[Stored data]
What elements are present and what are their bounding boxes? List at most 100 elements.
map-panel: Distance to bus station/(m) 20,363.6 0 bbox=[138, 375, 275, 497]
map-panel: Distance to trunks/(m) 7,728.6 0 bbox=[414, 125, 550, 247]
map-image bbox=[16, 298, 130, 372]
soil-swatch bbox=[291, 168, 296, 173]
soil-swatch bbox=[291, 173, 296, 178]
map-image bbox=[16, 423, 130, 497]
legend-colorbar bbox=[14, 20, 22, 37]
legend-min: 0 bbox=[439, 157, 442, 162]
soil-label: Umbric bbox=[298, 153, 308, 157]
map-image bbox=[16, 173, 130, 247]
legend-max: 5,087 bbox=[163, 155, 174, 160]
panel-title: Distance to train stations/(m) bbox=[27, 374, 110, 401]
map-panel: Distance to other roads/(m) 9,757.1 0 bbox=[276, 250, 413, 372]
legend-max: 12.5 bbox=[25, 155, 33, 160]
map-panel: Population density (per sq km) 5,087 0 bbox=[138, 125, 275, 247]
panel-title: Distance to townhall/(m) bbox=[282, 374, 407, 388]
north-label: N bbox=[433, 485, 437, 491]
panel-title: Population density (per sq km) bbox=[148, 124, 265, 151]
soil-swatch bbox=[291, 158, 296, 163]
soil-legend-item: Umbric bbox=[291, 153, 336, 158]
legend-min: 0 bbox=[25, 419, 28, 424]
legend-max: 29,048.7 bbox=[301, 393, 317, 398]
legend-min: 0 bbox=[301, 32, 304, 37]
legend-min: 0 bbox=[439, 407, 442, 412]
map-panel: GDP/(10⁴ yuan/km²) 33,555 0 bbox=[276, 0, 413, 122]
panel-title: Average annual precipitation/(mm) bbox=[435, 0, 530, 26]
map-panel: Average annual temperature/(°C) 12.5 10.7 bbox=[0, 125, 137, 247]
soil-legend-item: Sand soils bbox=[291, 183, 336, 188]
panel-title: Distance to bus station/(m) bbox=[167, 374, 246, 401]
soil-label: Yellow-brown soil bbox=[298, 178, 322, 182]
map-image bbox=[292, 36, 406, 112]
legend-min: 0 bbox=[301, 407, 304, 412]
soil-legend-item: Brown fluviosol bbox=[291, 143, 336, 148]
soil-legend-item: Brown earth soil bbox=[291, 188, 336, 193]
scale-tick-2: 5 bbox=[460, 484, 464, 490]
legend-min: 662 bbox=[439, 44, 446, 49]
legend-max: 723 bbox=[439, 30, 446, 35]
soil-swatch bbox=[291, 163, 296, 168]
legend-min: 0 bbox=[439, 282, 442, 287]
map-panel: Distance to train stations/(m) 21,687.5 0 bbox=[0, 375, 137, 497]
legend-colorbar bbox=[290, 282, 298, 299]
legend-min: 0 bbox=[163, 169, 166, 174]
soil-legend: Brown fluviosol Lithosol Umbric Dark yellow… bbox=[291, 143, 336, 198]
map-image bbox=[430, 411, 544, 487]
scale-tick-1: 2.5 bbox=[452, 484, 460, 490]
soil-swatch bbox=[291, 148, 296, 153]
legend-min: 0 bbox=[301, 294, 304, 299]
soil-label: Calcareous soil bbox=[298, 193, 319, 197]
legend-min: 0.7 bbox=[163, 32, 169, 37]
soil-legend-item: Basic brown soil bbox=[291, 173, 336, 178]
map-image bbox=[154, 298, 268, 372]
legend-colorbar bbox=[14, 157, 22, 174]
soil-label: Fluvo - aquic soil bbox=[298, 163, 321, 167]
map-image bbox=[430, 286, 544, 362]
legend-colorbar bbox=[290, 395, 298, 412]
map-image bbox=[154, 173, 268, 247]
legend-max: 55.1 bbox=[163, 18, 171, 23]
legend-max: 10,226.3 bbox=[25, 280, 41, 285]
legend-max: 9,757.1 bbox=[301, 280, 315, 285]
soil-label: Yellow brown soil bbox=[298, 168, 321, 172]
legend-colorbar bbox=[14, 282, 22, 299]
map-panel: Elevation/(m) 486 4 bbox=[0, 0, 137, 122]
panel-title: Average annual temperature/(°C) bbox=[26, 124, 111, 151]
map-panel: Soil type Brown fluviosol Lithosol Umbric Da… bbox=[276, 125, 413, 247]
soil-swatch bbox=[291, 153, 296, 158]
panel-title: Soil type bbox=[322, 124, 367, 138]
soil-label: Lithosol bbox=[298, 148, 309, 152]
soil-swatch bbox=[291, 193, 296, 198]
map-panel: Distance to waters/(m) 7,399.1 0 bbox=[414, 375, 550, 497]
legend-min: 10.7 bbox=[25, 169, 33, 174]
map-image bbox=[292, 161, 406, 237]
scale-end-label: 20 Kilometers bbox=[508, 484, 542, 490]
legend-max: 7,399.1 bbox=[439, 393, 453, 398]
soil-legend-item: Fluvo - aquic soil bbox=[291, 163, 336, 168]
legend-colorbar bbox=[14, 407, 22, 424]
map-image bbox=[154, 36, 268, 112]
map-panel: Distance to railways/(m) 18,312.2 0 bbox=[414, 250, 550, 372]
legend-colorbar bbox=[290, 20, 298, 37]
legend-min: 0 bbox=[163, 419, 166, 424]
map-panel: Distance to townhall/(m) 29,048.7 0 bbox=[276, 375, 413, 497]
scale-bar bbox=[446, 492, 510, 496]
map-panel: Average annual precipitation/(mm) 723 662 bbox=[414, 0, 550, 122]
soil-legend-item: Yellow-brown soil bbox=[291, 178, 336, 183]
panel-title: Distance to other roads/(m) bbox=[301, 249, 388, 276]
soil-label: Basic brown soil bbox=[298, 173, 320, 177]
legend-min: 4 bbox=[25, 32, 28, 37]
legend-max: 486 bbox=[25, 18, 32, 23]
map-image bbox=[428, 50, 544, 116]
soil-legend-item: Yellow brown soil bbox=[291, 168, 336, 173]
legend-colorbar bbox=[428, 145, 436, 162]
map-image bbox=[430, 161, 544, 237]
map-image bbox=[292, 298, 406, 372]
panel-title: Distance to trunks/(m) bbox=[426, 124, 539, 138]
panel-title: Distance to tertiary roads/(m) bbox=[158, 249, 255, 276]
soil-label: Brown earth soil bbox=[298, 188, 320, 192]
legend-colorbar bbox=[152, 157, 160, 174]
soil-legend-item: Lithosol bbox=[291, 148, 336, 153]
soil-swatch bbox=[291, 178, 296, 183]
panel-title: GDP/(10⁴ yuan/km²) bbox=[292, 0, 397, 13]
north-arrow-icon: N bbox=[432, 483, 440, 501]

- _STATED PROBLEM_: Starting at the beginning of the data and ending at the line that contains "legend-min: 662 bbox=[439, 44, 446, 49]", rename "soil-swatch" to "soil-color-box" and rewrite those lines with everything else left unchanged.

- _EXERCISE OUTPUT_:
What elements are present and what are their bounding boxes? List at most 100 elements.
map-panel: Distance to bus station/(m) 20,363.6 0 bbox=[138, 375, 275, 497]
map-panel: Distance to trunks/(m) 7,728.6 0 bbox=[414, 125, 550, 247]
map-image bbox=[16, 298, 130, 372]
soil-color-box bbox=[291, 168, 296, 173]
soil-color-box bbox=[291, 173, 296, 178]
map-image bbox=[16, 423, 130, 497]
legend-colorbar bbox=[14, 20, 22, 37]
legend-min: 0 bbox=[439, 157, 442, 162]
soil-label: Umbric bbox=[298, 153, 308, 157]
map-image bbox=[16, 173, 130, 247]
legend-max: 5,087 bbox=[163, 155, 174, 160]
panel-title: Distance to train stations/(m) bbox=[27, 374, 110, 401]
map-panel: Distance to other roads/(m) 9,757.1 0 bbox=[276, 250, 413, 372]
legend-max: 12.5 bbox=[25, 155, 33, 160]
map-panel: Population density (per sq km) 5,087 0 bbox=[138, 125, 275, 247]
panel-title: Distance to townhall/(m) bbox=[282, 374, 407, 388]
north-label: N bbox=[433, 485, 437, 491]
panel-title: Population density (per sq km) bbox=[148, 124, 265, 151]
soil-color-box bbox=[291, 158, 296, 163]
soil-legend-item: Umbric bbox=[291, 153, 336, 158]
legend-min: 0 bbox=[25, 419, 28, 424]
legend-max: 29,048.7 bbox=[301, 393, 317, 398]
legend-min: 0 bbox=[301, 32, 304, 37]
legend-min: 0 bbox=[439, 407, 442, 412]
map-panel: GDP/(10⁴ yuan/km²) 33,555 0 bbox=[276, 0, 413, 122]
panel-title: Average annual precipitation/(mm) bbox=[435, 0, 530, 26]
map-panel: Average annual temperature/(°C) 12.5 10.7 bbox=[0, 125, 137, 247]
soil-legend-item: Sand soils bbox=[291, 183, 336, 188]
panel-title: Distance to bus station/(m) bbox=[167, 374, 246, 401]
soil-label: Yellow-brown soil bbox=[298, 178, 322, 182]
map-image bbox=[292, 36, 406, 112]
legend-min: 0 bbox=[301, 407, 304, 412]
soil-legend-item: Brown fluviosol bbox=[291, 143, 336, 148]
soil-legend-item: Brown earth soil bbox=[291, 188, 336, 193]
scale-tick-2: 5 bbox=[460, 484, 464, 490]
legend-min: 662 bbox=[439, 44, 446, 49]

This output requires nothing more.